[Items from a dataset]
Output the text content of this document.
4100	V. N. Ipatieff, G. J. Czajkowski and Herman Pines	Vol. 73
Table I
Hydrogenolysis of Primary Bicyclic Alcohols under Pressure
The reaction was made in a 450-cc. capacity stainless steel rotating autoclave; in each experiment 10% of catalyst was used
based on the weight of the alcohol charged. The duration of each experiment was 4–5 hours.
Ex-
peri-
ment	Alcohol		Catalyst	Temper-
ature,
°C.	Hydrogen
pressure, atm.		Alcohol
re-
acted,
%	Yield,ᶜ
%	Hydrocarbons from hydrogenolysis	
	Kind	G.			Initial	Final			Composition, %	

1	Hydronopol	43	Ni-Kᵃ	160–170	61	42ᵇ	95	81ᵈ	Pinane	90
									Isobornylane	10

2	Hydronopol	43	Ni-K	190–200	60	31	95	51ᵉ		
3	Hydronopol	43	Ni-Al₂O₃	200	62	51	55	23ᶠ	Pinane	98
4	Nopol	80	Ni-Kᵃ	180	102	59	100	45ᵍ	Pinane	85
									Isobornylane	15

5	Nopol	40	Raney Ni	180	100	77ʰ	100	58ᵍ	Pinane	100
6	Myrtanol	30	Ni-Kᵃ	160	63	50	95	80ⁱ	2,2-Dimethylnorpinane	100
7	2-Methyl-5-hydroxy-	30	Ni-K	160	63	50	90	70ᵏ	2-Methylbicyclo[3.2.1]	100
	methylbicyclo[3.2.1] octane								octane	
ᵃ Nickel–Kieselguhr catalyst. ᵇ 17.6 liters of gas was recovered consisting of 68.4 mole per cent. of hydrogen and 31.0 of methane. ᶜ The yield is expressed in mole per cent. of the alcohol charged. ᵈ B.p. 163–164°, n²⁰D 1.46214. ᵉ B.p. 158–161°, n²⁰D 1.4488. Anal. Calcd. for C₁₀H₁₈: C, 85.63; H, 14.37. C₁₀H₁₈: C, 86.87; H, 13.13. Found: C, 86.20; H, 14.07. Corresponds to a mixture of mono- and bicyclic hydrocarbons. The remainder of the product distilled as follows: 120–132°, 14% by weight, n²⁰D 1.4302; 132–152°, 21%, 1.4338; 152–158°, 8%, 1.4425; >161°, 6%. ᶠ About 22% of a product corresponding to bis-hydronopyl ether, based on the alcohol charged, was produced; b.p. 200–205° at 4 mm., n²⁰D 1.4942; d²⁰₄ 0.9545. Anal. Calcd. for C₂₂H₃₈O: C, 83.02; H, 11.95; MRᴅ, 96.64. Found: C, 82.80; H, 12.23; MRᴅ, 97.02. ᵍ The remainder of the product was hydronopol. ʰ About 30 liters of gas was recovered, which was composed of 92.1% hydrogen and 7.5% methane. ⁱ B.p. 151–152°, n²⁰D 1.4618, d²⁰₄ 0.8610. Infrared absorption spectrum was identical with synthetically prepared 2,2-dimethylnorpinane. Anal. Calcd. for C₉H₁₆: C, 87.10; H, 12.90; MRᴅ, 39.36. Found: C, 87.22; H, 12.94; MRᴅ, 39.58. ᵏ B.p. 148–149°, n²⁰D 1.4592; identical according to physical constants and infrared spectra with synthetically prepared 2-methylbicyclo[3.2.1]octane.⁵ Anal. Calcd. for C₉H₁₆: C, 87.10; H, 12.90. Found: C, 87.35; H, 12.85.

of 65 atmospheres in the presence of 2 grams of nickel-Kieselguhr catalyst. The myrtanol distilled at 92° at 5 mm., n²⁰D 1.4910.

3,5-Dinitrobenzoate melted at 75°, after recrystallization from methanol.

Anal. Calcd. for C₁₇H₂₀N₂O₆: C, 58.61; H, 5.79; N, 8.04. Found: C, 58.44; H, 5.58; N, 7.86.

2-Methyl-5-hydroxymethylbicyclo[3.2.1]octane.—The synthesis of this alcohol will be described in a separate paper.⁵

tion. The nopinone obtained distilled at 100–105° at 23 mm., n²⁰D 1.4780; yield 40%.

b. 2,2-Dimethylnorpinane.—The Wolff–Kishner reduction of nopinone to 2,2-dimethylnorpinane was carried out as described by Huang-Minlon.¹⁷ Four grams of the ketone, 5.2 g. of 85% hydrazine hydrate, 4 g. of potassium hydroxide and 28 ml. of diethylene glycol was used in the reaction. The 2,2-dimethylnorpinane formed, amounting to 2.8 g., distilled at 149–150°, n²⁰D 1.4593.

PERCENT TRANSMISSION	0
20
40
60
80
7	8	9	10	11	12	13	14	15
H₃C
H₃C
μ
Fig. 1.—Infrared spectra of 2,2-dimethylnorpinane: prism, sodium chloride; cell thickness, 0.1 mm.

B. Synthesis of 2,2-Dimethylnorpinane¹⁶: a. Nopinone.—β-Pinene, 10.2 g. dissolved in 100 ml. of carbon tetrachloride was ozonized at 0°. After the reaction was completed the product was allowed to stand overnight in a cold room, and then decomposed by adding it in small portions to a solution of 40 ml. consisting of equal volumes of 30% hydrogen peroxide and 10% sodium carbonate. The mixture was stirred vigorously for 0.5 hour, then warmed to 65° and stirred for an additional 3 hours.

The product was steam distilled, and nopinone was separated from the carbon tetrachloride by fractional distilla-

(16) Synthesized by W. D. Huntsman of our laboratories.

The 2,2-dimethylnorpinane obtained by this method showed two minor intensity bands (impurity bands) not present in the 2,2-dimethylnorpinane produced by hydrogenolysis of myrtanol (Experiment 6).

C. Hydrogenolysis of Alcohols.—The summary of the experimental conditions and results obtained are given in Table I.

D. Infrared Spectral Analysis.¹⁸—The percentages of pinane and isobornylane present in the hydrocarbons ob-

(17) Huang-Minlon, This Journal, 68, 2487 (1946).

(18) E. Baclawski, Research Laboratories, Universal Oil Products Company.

> [EXERCISE GOAL]: Return all lines containing the word "Huang".

> [EXERCISE SOLUTION]:
b. 2,2-Dimethylnorpinane.—The Wolff–Kishner reduction of nopinone to 2,2-dimethylnorpinane was carried out as described by Huang-Minlon.¹⁷ Four grams of the ketone, 5.2 g. of 85% hydrazine hydrate, 4 g. of potassium hydroxide and 28 ml. of diethylene glycol was used in the reaction. The 2,2-dimethylnorpinane formed, amounting to 2.8 g., distilled at 149–150°, n²⁰D 1.4593.
(17) Huang-Minlon, This Journal, 68, 2487 (1946).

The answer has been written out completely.